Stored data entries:
+--
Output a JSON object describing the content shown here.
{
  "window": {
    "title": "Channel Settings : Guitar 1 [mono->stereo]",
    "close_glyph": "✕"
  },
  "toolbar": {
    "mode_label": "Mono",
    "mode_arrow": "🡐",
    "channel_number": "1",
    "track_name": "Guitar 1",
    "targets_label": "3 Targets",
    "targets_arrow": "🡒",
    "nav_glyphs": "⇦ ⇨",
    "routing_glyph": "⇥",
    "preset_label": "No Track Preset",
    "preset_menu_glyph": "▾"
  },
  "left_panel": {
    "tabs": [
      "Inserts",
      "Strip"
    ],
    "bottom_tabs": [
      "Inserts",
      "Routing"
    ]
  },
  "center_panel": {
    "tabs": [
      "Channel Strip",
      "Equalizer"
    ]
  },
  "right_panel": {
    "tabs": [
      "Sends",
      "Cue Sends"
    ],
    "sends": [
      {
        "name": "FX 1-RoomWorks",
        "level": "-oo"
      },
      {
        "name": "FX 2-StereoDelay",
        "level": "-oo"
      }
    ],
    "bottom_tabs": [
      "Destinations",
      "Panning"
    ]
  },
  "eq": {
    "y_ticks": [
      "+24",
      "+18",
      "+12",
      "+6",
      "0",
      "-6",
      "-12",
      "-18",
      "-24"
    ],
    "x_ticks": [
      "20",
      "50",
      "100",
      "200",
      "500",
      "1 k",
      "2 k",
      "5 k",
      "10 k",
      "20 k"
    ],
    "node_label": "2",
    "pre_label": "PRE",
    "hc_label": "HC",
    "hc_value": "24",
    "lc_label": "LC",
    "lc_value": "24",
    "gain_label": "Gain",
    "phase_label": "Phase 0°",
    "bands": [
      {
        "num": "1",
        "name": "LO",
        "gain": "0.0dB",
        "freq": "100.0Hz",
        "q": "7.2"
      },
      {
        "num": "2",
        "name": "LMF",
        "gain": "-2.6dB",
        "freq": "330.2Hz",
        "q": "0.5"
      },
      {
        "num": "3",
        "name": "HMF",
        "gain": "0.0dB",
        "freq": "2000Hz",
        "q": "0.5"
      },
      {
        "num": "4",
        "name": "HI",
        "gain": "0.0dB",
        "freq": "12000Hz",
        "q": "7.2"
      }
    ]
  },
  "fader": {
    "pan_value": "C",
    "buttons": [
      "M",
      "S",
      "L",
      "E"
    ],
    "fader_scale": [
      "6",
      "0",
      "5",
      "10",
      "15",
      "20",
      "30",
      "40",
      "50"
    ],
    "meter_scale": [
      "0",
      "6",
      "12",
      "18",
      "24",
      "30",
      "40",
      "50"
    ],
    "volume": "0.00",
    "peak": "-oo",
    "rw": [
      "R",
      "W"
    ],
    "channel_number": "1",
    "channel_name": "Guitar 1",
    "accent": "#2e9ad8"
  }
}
+--
◆ **Directions**
Take the records above and return them exactly as written.

◆ **Solution to this task**
Output a JSON object describing the content shown here.
{
  "window": {
    "title": "Channel Settings : Guitar 1 [mono->stereo]",
    "close_glyph": "✕"
  },
  "toolbar": {
    "mode_label": "Mono",
    "mode_arrow": "🡐",
    "channel_number": "1",
    "track_name": "Guitar 1",
    "targets_label": "3 Targets",
    "targets_arrow": "🡒",
    "nav_glyphs": "⇦ ⇨",
    "routing_glyph": "⇥",
    "preset_label": "No Track Preset",
    "preset_menu_glyph": "▾"
  },
  "left_panel": {
    "tabs": [
      "Inserts",
      "Strip"
    ],
    "bottom_tabs": [
      "Inserts",
      "Routing"
    ]
  },
  "center_panel": {
    "tabs": [
      "Channel Strip",
      "Equalizer"
    ]
  },
  "right_panel": {
    "tabs": [
      "Sends",
      "Cue Sends"
    ],
    "sends": [
      {
        "name": "FX 1-RoomWorks",
        "level": "-oo"
      },
      {
        "name": "FX 2-StereoDelay",
        "level": "-oo"
      }
    ],
    "bottom_tabs": [
      "Destinations",
      "Panning"
    ]
  },
  "eq": {
    "y_ticks": [
      "+24",
      "+18",
      "+12",
      "+6",
      "0",
      "-6",
      "-12",
      "-18",
      "-24"
    ],
    "x_ticks": [
      "20",
      "50",
      "100",
      "200",
      "500",
      "1 k",
      "2 k",
      "5 k",
      "10 k",
      "20 k"
    ],
    "node_label": "2",
    "pre_label": "PRE",
    "hc_label": "HC",
    "hc_value": "24",
    "lc_label": "LC",
    "lc_value": "24",
    "gain_label": "Gain",
    "phase_label": "Phase 0°",
    "bands": [
      {
        "num": "1",
        "name": "LO",
        "gain": "0.0dB",
        "freq": "100.0Hz",
        "q": "7.2"
      },
      {
        "num": "2",
        "name": "LMF",
        "gain": "-2.6dB",
        "freq": "330.2Hz",
        "q": "0.5"
      },
      {
        "num": "3",
        "name": "HMF",
        "gain": "0.0dB",
        "freq": "2000Hz",
        "q": "0.5"
      },
      {
        "num": "4",
        "name": "HI",
        "gain": "0.0dB",
        "freq": "12000Hz",
        "q": "7.2"
      }
    ]
  },
  "fader": {
    "pan_value": "C",
    "buttons": [
      "M",
      "S",
      "L",
      "E"
    ],
    "fader_scale": [
      "6",
      "0",
      "5",
      "10",
      "15",
      "20",
      "30",
      "40",
      "50"
    ],
    "meter_scale": [
      "0",
      "6",
      "12",
      "18",
      "24",
      "30",
      "40",
      "50"
    ],
    "volume": "0.00",
    "peak": "-oo",
    "rw": [
      "R",
      "W"
    ],
    "channel_number": "1",
    "channel_name": "Guitar 1",
    "accent": "#2e9ad8"
  }
}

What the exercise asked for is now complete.